#### Data rows:
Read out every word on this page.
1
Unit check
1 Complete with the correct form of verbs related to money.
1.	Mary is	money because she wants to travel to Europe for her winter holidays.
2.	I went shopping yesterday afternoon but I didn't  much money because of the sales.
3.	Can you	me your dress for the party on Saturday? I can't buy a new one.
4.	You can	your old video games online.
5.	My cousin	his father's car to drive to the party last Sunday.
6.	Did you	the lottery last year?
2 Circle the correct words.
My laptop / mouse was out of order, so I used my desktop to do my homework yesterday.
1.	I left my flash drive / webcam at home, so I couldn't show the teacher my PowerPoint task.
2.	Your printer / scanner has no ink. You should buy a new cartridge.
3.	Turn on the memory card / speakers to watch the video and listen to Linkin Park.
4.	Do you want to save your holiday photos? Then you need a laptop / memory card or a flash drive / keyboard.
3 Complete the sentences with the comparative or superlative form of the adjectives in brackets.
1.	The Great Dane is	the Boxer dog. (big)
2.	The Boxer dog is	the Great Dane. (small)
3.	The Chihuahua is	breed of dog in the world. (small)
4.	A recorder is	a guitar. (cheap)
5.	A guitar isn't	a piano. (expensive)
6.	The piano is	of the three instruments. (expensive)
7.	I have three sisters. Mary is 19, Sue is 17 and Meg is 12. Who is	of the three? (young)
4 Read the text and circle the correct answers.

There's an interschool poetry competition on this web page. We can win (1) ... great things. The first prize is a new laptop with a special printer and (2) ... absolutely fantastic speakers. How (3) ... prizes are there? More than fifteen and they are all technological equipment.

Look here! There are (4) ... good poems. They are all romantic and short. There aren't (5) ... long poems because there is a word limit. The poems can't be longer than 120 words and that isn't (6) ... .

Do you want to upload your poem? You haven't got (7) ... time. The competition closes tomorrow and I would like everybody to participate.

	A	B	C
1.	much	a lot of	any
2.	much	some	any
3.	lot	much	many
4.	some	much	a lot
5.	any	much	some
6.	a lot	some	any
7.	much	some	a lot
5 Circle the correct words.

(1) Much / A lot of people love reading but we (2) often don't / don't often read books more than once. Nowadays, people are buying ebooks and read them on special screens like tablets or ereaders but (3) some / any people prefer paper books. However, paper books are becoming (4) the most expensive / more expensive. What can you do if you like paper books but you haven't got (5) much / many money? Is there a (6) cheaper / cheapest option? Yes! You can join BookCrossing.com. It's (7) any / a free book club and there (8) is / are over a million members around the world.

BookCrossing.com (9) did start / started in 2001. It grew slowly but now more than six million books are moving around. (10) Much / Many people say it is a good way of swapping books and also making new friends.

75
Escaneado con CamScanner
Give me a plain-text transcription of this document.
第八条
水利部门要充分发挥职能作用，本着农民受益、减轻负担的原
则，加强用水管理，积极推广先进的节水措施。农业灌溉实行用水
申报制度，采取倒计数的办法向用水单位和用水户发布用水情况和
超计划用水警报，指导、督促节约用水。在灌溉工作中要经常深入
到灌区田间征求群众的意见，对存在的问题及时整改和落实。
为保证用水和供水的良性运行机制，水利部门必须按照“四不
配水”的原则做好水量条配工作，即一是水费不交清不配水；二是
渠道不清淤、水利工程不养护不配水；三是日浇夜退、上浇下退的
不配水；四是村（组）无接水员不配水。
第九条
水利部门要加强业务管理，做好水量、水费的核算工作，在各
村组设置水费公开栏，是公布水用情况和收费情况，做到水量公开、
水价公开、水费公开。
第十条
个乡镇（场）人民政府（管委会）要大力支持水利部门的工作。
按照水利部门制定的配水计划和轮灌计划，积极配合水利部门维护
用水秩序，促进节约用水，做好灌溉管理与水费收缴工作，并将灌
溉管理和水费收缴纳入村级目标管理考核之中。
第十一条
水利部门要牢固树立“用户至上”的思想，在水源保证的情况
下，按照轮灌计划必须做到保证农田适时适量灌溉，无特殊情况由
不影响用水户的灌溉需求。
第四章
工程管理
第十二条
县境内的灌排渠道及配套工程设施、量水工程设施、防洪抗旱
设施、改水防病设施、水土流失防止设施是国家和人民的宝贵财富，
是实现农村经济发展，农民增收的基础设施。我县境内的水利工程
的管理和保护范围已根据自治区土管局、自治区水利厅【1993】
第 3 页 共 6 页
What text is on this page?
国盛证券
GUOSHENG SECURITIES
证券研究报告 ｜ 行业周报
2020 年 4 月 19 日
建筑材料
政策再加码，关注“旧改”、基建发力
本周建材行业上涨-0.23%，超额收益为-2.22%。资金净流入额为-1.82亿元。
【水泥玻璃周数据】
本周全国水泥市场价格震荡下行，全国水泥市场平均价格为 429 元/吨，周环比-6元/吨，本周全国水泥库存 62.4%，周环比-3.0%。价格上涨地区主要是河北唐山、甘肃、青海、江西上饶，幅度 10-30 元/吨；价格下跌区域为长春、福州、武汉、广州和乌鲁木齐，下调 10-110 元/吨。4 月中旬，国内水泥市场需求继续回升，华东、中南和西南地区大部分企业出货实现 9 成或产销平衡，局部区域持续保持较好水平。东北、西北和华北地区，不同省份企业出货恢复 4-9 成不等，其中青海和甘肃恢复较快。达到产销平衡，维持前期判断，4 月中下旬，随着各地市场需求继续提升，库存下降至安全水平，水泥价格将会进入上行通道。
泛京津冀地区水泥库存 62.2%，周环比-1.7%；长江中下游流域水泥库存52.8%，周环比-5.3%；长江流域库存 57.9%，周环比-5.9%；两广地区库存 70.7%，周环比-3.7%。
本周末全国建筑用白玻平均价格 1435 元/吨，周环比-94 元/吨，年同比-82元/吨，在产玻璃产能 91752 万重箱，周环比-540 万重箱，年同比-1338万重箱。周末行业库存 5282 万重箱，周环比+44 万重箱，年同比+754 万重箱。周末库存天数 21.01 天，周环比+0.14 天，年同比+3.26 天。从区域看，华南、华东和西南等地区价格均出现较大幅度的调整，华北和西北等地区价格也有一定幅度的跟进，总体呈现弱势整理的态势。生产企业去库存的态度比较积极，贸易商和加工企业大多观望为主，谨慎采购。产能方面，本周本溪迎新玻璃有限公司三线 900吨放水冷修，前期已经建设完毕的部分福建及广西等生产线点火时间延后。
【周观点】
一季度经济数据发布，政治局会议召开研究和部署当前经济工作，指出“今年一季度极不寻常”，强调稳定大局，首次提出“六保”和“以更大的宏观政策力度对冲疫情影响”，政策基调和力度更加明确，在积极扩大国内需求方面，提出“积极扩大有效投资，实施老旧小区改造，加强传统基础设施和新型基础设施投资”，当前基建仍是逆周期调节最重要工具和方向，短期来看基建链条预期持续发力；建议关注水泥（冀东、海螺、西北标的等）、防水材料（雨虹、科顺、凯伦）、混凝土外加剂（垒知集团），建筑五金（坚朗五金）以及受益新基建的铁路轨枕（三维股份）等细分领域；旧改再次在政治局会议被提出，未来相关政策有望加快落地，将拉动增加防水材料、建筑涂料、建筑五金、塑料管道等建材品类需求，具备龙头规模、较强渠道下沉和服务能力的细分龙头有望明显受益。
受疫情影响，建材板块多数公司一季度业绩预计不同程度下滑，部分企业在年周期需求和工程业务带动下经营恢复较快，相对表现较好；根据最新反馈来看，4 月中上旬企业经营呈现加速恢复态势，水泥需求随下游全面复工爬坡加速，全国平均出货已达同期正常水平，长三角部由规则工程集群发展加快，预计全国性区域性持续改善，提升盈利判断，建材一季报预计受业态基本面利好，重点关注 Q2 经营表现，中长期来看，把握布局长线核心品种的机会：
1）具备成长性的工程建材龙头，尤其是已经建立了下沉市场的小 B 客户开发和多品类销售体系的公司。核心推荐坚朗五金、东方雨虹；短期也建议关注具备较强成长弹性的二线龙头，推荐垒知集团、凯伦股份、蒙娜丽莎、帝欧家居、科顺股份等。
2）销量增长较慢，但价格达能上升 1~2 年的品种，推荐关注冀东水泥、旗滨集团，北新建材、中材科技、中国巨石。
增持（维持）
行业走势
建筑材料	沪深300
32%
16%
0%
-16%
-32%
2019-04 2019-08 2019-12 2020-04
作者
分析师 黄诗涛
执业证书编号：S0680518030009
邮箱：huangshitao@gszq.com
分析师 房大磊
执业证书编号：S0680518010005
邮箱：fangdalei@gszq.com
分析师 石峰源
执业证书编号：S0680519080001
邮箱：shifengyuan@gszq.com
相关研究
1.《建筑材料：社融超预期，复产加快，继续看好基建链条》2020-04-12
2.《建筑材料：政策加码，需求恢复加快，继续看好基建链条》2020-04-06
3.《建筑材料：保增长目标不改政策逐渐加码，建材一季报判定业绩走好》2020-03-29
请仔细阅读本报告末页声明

#### Problem details:
Determine the number of lines in the data that contain "yesterday" as a word or string, and state only that number.

#### Exercise output:
2